→ **ITEMS**

********************

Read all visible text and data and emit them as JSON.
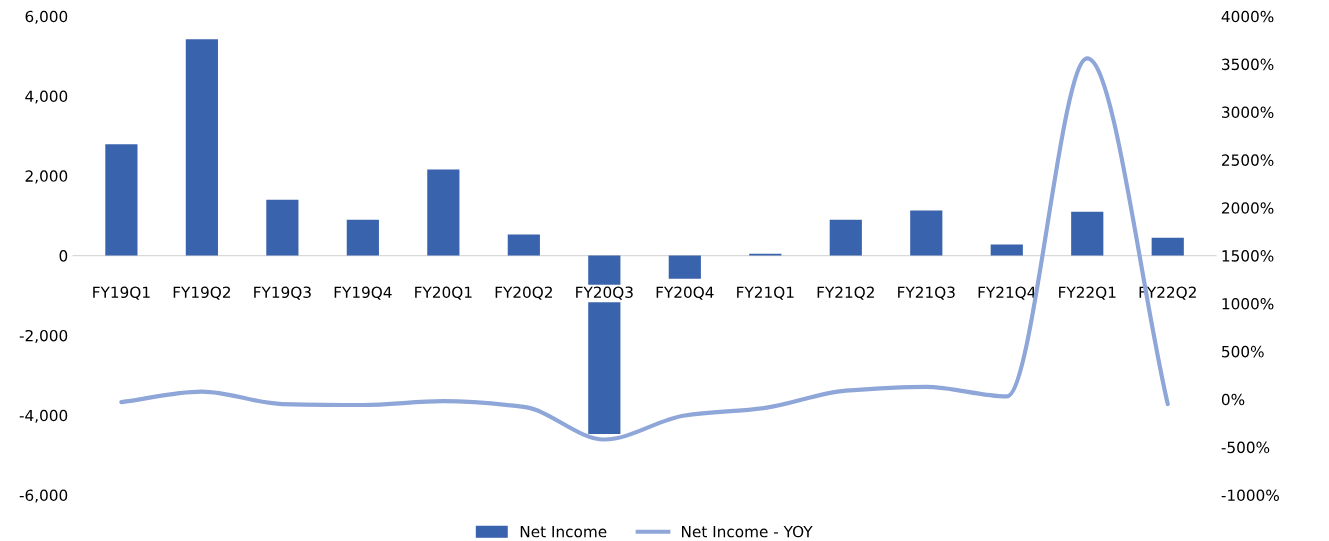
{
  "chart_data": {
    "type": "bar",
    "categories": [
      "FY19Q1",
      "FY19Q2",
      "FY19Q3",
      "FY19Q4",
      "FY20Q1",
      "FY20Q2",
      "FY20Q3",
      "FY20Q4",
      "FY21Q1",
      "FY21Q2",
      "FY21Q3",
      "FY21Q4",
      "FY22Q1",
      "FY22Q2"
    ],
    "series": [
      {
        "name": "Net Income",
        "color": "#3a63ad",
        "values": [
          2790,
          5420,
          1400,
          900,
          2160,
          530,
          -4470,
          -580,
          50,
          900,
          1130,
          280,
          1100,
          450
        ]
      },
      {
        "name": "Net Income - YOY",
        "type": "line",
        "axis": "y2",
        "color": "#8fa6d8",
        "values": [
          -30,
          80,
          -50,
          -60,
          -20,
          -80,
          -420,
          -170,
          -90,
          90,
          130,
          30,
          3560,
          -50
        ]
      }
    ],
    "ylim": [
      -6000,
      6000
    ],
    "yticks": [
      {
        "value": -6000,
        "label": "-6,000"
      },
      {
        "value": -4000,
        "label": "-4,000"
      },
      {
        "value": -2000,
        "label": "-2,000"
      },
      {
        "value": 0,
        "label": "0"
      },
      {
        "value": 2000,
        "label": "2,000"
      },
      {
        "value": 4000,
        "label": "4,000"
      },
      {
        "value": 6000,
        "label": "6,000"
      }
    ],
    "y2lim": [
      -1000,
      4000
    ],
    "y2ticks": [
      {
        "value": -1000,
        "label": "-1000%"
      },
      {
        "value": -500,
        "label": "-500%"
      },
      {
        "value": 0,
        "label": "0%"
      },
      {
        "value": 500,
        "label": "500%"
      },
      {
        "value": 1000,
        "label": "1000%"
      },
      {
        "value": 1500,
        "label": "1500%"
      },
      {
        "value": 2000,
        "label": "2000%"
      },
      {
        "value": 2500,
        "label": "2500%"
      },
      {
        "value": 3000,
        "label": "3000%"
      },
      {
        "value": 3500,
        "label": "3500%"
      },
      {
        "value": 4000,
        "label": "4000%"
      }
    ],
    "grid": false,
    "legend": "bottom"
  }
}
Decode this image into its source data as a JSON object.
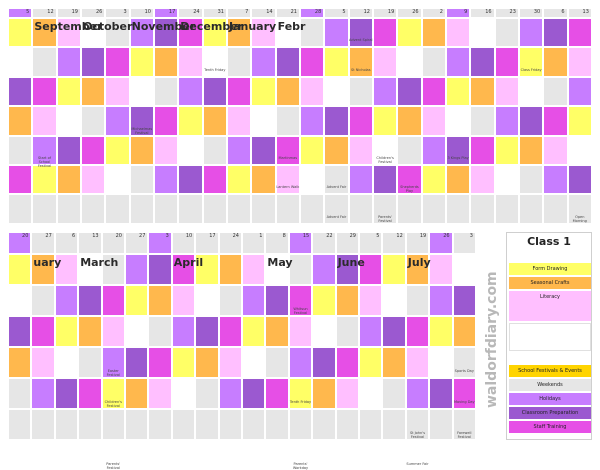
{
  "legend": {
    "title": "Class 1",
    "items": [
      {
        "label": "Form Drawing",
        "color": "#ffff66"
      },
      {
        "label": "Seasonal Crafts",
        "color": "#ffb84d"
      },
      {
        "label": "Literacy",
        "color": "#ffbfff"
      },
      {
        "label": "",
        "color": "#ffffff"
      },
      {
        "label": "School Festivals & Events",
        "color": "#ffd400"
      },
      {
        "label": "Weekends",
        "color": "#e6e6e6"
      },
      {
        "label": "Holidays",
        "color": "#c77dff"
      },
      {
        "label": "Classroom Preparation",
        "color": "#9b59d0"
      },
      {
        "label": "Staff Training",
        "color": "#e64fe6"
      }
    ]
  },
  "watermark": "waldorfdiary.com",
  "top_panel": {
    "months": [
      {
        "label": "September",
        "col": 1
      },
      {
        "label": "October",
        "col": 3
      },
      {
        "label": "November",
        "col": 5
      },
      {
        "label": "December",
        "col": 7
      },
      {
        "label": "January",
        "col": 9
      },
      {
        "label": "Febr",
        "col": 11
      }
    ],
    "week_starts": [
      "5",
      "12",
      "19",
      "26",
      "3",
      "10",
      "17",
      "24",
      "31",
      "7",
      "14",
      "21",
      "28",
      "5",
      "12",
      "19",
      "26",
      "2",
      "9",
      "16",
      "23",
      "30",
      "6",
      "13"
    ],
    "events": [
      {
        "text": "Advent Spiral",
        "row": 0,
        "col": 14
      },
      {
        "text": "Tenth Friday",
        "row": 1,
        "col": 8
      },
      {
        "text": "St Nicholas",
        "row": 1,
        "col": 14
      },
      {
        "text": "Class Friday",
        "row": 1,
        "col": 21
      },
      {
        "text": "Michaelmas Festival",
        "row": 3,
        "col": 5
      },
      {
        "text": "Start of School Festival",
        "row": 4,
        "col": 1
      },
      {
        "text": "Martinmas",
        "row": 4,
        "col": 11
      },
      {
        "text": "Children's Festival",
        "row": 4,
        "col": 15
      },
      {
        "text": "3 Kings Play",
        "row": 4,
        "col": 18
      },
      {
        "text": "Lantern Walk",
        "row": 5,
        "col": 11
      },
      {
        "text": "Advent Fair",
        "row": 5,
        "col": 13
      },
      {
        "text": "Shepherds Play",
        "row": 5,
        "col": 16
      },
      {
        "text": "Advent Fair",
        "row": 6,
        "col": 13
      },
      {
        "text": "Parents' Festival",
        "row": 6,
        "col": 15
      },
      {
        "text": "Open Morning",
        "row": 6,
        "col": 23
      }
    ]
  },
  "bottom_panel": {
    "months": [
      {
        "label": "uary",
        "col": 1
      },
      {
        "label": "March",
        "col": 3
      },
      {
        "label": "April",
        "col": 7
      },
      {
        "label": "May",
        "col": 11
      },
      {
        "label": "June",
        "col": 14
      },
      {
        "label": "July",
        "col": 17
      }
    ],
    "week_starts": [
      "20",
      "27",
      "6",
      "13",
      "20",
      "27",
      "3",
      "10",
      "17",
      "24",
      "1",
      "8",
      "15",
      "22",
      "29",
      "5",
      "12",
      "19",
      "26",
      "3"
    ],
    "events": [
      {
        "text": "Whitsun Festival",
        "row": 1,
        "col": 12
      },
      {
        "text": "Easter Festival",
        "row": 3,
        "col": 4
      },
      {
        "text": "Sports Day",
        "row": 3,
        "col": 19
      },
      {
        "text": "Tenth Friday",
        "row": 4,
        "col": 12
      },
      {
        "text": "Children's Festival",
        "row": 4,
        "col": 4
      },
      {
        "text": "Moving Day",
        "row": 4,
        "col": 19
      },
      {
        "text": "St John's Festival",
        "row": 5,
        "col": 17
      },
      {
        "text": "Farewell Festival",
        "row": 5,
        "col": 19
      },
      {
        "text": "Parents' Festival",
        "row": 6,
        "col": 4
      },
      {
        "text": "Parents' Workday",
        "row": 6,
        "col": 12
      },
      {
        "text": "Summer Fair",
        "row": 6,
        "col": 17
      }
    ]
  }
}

********************

→ **WHAT THE TASK REQUIRES**
The data above needs to be retyped exactly, with the images left out.

→ **COMPLETED EXERCISE**
Read all visible text and data and emit them as JSON.
{
  "chart_data": {
    "type": "bar",
    "categories": [
      "FY19Q1",
      "FY19Q2",
      "FY19Q3",
      "FY19Q4",
      "FY20Q1",
      "FY20Q2",
      "FY20Q3",
      "FY20Q4",
      "FY21Q1",
      "FY21Q2",
      "FY21Q3",
      "FY21Q4",
      "FY22Q1",
      "FY22Q2"
    ],
    "series": [
      {
        "name": "Net Income",
        "color": "#3a63ad",
        "values": [
          2790,
          5420,
          1400,
          900,
          2160,
          530,
          -4470,
          -580,
          50,
          900,
          1130,
          280,
          1100,
          450
        ]
      },
      {
        "name": "Net Income - YOY",
        "type": "line",
        "axis": "y2",
        "color": "#8fa6d8",
        "values": [
          -30,
          80,
          -50,
          -60,
          -20,
          -80,
          -420,
          -170,
          -90,
          90,
          130,
          30,
          3560,
          -50
        ]
      }
    ],
    "ylim": [
      -6000,
      6000
    ],
    "yticks": [
      {
        "value": -6000,
        "label": "-6,000"
      },
      {
        "value": -4000,
        "label": "-4,000"
      },
      {
        "value": -2000,
        "label": "-2,000"
      },
      {
        "value": 0,
        "label": "0"
      },
      {
        "value": 2000,
        "label": "2,000"
      },
      {
        "value": 4000,
        "label": "4,000"
      },
      {
        "value": 6000,
        "label": "6,000"
      }
    ],
    "y2lim": [
      -1000,
      4000
    ],
    "y2ticks": [
      {
        "value": -1000,
        "label": "-1000%"
      },
      {
        "value": -500,
        "label": "-500%"
      },
      {
        "value": 0,
        "label": "0%"
      },
      {
        "value": 500,
        "label": "500%"
      },
      {
        "value": 1000,
        "label": "1000%"
      },
      {
        "value": 1500,
        "label": "1500%"
      },
      {
        "value": 2000,
        "label": "2000%"
      },
      {
        "value": 2500,
        "label": "2500%"
      },
      {
        "value": 3000,
        "label": "3000%"
      },
      {
        "value": 3500,
        "label": "3500%"
      },
      {
        "value": 4000,
        "label": "4000%"
      }
    ],
    "grid": false,
    "legend": "bottom"
  }
}
Decode this image into its source data as a JSON object.
{
  "legend": {
    "title": "Class 1",
    "items": [
      {
        "label": "Form Drawing",
        "color": "#ffff66"
      },
      {
        "label": "Seasonal Crafts",
        "color": "#ffb84d"
      },
      {
        "label": "Literacy",
        "color": "#ffbfff"
      },
      {
        "label": "",
        "color": "#ffffff"
      },
      {
        "label": "School Festivals & Events",
        "color": "#ffd400"
      },
      {
        "label": "Weekends",
        "color": "#e6e6e6"
      },
      {
        "label": "Holidays",
        "color": "#c77dff"
      },
      {
        "label": "Classroom Preparation",
        "color": "#9b59d0"
      },
      {
        "label": "Staff Training",
        "color": "#e64fe6"
      }
    ]
  },
  "watermark": "waldorfdiary.com",
  "top_panel": {
    "months": [
      {
        "label": "September",
        "col": 1
      },
      {
        "label": "October",
        "col": 3
      },
      {
        "label": "November",
        "col": 5
      },
      {
        "label": "December",
        "col": 7
      },
      {
        "label": "January",
        "col": 9
      },
      {
        "label": "Febr",
        "col": 11
      }
    ],
    "week_starts": [
      "5",
      "12",
      "19",
      "26",
      "3",
      "10",
      "17",
      "24",
      "31",
      "7",
      "14",
      "21",
      "28",
      "5",
      "12",
      "19",
      "26",
      "2",
      "9",
      "16",
      "23",
      "30",
      "6",
      "13"
    ],
    "events": [
      {
        "text": "Advent Spiral",
        "row": 0,
        "col": 14
      },
      {
        "text": "Tenth Friday",
        "row": 1,
        "col": 8
      },
      {
        "text": "St Nicholas",
        "row": 1,
        "col": 14
      },
      {
        "text": "Class Friday",
        "row": 1,
        "col": 21
      },
      {
        "text": "Michaelmas Festival",
        "row": 3,
        "col": 5
      },
      {
        "text": "Start of School Festival",
        "row": 4,
        "col": 1
      },
      {
        "text": "Martinmas",
        "row": 4,
        "col": 11
      },
      {
        "text": "Children's Festival",
        "row": 4,
        "col": 15
      },
      {
        "text": "3 Kings Play",
        "row": 4,
        "col": 18
      },
      {
        "text": "Lantern Walk",
        "row": 5,
        "col": 11
      },
      {
        "text": "Advent Fair",
        "row": 5,
        "col": 13
      },
      {
        "text": "Shepherds Play",
        "row": 5,
        "col": 16
      },
      {
        "text": "Advent Fair",
        "row": 6,
        "col": 13
      },
      {
        "text": "Parents' Festival",
        "row": 6,
        "col": 15
      },
      {
        "text": "Open Morning",
        "row": 6,
        "col": 23
      }
    ]
  },
  "bottom_panel": {
    "months": [
      {
        "label": "uary",
        "col": 1
      },
      {
        "label": "March",
        "col": 3
      },
      {
        "label": "April",
        "col": 7
      },
      {
        "label": "May",
        "col": 11
      },
      {
        "label": "June",
        "col": 14
      },
      {
        "label": "July",
        "col": 17
      }
    ],
    "week_starts": [
      "20",
      "27",
      "6",
      "13",
      "20",
      "27",
      "3",
      "10",
      "17",
      "24",
      "1",
      "8",
      "15",
      "22",
      "29",
      "5",
      "12",
      "19",
      "26",
      "3"
    ],
    "events": [
      {
        "text": "Whitsun Festival",
        "row": 1,
        "col": 12
      },
      {
        "text": "Easter Festival",
        "row": 3,
        "col": 4
      },
      {
        "text": "Sports Day",
        "row": 3,
        "col": 19
      },
      {
        "text": "Tenth Friday",
        "row": 4,
        "col": 12
      },
      {
        "text": "Children's Festival",
        "row": 4,
        "col": 4
      },
      {
        "text": "Moving Day",
        "row": 4,
        "col": 19
      },
      {
        "text": "St John's Festival",
        "row": 5,
        "col": 17
      },
      {
        "text": "Farewell Festival",
        "row": 5,
        "col": 19
      },
      {
        "text": "Parents' Festival",
        "row": 6,
        "col": 4
      },
      {
        "text": "Parents' Workday",
        "row": 6,
        "col": 12
      },
      {
        "text": "Summer Fair",
        "row": 6,
        "col": 17
      }
    ]
  }
}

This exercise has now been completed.